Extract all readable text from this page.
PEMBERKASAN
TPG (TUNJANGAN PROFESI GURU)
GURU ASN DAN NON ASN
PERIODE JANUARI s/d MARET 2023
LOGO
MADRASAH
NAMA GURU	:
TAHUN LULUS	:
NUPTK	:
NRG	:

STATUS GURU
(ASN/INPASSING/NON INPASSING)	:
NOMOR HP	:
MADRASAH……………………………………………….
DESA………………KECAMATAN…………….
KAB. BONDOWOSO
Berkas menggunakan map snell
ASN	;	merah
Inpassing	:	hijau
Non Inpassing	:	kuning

* * * * *

* **Job**: Everything in the listing above should be restated exactly.

* **Complete response**:
Extract all readable text from this page.
PEMBERKASAN
TPG (TUNJANGAN PROFESI GURU)
GURU ASN DAN NON ASN
PERIODE JANUARI s/d MARET 2023
LOGO
MADRASAH
NAMA GURU	:
TAHUN LULUS	:
NUPTK	:
NRG	:

STATUS GURU
(ASN/INPASSING/NON INPASSING)	:
NOMOR HP	:
MADRASAH……………………………………………….
DESA………………KECAMATAN…………….
KAB. BONDOWOSO
Berkas menggunakan map snell
ASN	;	merah
Inpassing	:	hijau
Non Inpassing	:	kuning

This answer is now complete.